• _What to do_: Skip the pictures and repeat each line of the data exactly.
########
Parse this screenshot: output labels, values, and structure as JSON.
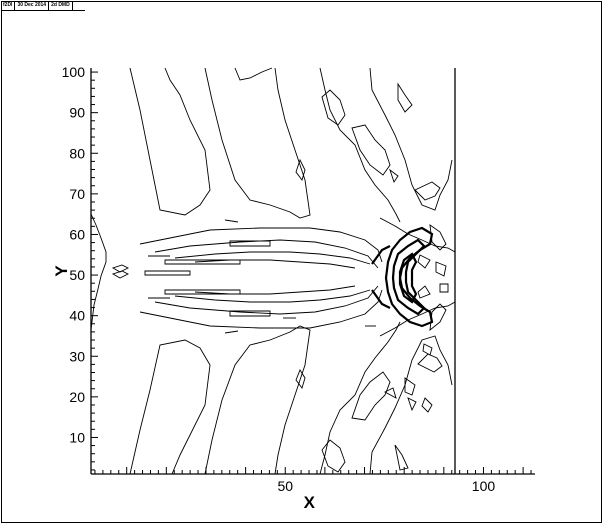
{
  "header": {
    "items": [
      "f2Dl",
      "30 Dec 2014",
      "2d DMD"
    ]
  },
  "chart_data": {
    "type": "contour",
    "xlabel": "X",
    "ylabel": "Y",
    "xlim": [
      1,
      113
    ],
    "ylim": [
      1,
      101
    ],
    "xticks": [
      50,
      100
    ],
    "yticks": [
      10,
      20,
      30,
      40,
      50,
      60,
      70,
      80,
      90,
      100
    ],
    "domain_right_x": 90,
    "grid": false,
    "line_color": "#000000",
    "bold_region": {
      "x": [
        70,
        82
      ],
      "y": [
        40,
        60
      ]
    }
  }
}
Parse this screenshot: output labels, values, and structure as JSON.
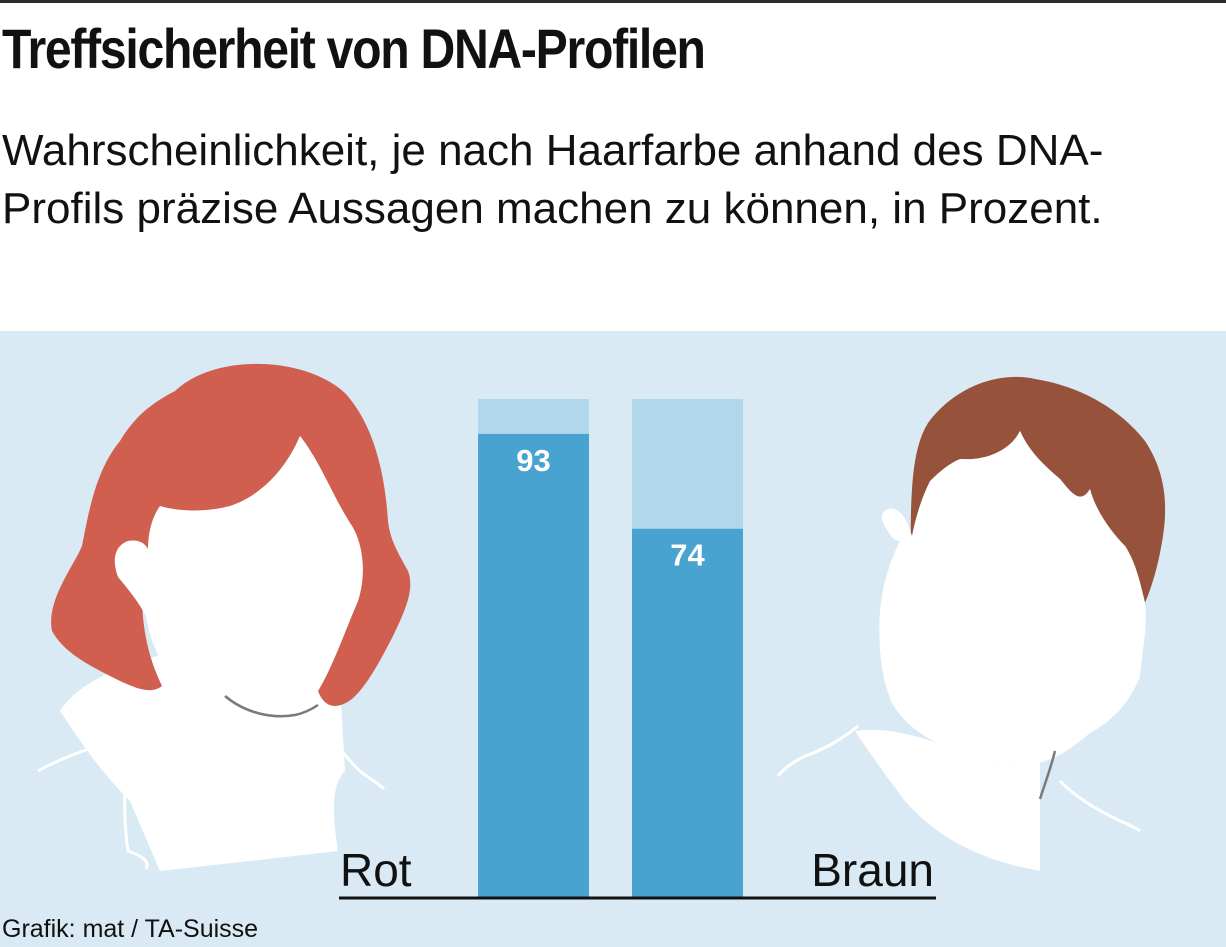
{
  "title": "Treffsicherheit von DNA-Profilen",
  "subtitle": "Wahrscheinlichkeit, je nach Haarfarbe anhand des DNA-Profils präzise Aussagen machen zu können, in Prozent.",
  "source": "Grafik: mat / TA-Suisse",
  "colors": {
    "bar": "#48a3d0",
    "bar_background": "#b3d7ea",
    "panel": "#d9eaf4",
    "hair_red": "#d15f4f",
    "hair_brown": "#96523b"
  },
  "icons": [
    "woman-red-hair-icon",
    "man-brown-hair-icon"
  ],
  "chart_data": {
    "type": "bar",
    "categories": [
      "Rot",
      "Braun"
    ],
    "values": [
      93,
      74
    ],
    "ylim": [
      0,
      100
    ],
    "unit": "Prozent",
    "data_labels": [
      "93",
      "74"
    ]
  }
}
########
• _Response to this exercise_:
Parse this screenshot: output labels, values, and structure as JSON.
{
  "header": {
    "items": [
      "f2Dl",
      "30 Dec 2014",
      "2d DMD"
    ]
  },
  "chart_data": {
    "type": "contour",
    "xlabel": "X",
    "ylabel": "Y",
    "xlim": [
      1,
      113
    ],
    "ylim": [
      1,
      101
    ],
    "xticks": [
      50,
      100
    ],
    "yticks": [
      10,
      20,
      30,
      40,
      50,
      60,
      70,
      80,
      90,
      100
    ],
    "domain_right_x": 90,
    "grid": false,
    "line_color": "#000000",
    "bold_region": {
      "x": [
        70,
        82
      ],
      "y": [
        40,
        60
      ]
    }
  }
}
Parse this screenshot: output labels, values, and structure as JSON.
{
  "title": "Treffsicherheit von DNA-Profilen",
  "subtitle": "Wahrscheinlichkeit, je nach Haarfarbe anhand des DNA-Profils präzise Aussagen machen zu können, in Prozent.",
  "source": "Grafik: mat / TA-Suisse",
  "colors": {
    "bar": "#48a3d0",
    "bar_background": "#b3d7ea",
    "panel": "#d9eaf4",
    "hair_red": "#d15f4f",
    "hair_brown": "#96523b"
  },
  "icons": [
    "woman-red-hair-icon",
    "man-brown-hair-icon"
  ],
  "chart_data": {
    "type": "bar",
    "categories": [
      "Rot",
      "Braun"
    ],
    "values": [
      93,
      74
    ],
    "ylim": [
      0,
      100
    ],
    "unit": "Prozent",
    "data_labels": [
      "93",
      "74"
    ]
  }
}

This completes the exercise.